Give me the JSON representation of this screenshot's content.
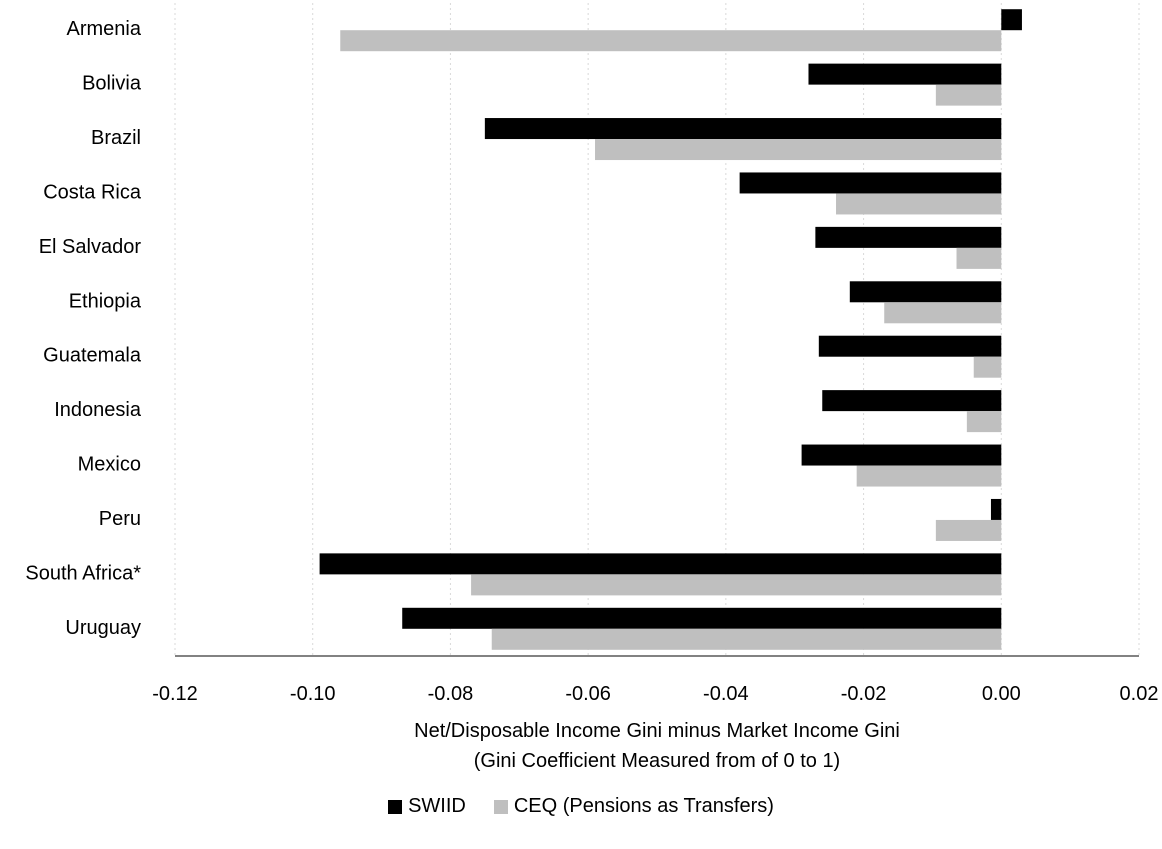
{
  "chart_data": {
    "type": "bar",
    "orientation": "horizontal",
    "categories": [
      "Armenia",
      "Bolivia",
      "Brazil",
      "Costa Rica",
      "El Salvador",
      "Ethiopia",
      "Guatemala",
      "Indonesia",
      "Mexico",
      "Peru",
      "South Africa*",
      "Uruguay"
    ],
    "series": [
      {
        "name": "SWIID",
        "color": "#000000",
        "values": [
          0.003,
          -0.028,
          -0.075,
          -0.038,
          -0.027,
          -0.022,
          -0.0265,
          -0.026,
          -0.029,
          -0.0015,
          -0.099,
          -0.087
        ]
      },
      {
        "name": "CEQ (Pensions as Transfers)",
        "color": "#bfbfbf",
        "values": [
          -0.096,
          -0.0095,
          -0.059,
          -0.024,
          -0.0065,
          -0.017,
          -0.004,
          -0.005,
          -0.021,
          -0.0095,
          -0.077,
          -0.074
        ]
      }
    ],
    "xlim": [
      -0.12,
      0.02
    ],
    "xticks": [
      "-0.12",
      "-0.10",
      "-0.08",
      "-0.06",
      "-0.04",
      "-0.02",
      "0.00",
      "0.02"
    ],
    "xlabel_line1": "Net/Disposable Income Gini minus Market Income Gini",
    "xlabel_line2": "(Gini Coefficient Measured from of 0 to 1)",
    "grid": "vertical dotted",
    "legend_position": "bottom"
  }
}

= AIM OF THE EXERCISE =
Print each record exactly as it stands, leaving the images out.

= TASK RESPONSE =
Give me the JSON representation of this screenshot's content.
{
  "chart_data": {
    "type": "bar",
    "orientation": "horizontal",
    "categories": [
      "Armenia",
      "Bolivia",
      "Brazil",
      "Costa Rica",
      "El Salvador",
      "Ethiopia",
      "Guatemala",
      "Indonesia",
      "Mexico",
      "Peru",
      "South Africa*",
      "Uruguay"
    ],
    "series": [
      {
        "name": "SWIID",
        "color": "#000000",
        "values": [
          0.003,
          -0.028,
          -0.075,
          -0.038,
          -0.027,
          -0.022,
          -0.0265,
          -0.026,
          -0.029,
          -0.0015,
          -0.099,
          -0.087
        ]
      },
      {
        "name": "CEQ (Pensions as Transfers)",
        "color": "#bfbfbf",
        "values": [
          -0.096,
          -0.0095,
          -0.059,
          -0.024,
          -0.0065,
          -0.017,
          -0.004,
          -0.005,
          -0.021,
          -0.0095,
          -0.077,
          -0.074
        ]
      }
    ],
    "xlim": [
      -0.12,
      0.02
    ],
    "xticks": [
      "-0.12",
      "-0.10",
      "-0.08",
      "-0.06",
      "-0.04",
      "-0.02",
      "0.00",
      "0.02"
    ],
    "xlabel_line1": "Net/Disposable Income Gini minus Market Income Gini",
    "xlabel_line2": "(Gini Coefficient Measured from of 0 to 1)",
    "grid": "vertical dotted",
    "legend_position": "bottom"
  }
}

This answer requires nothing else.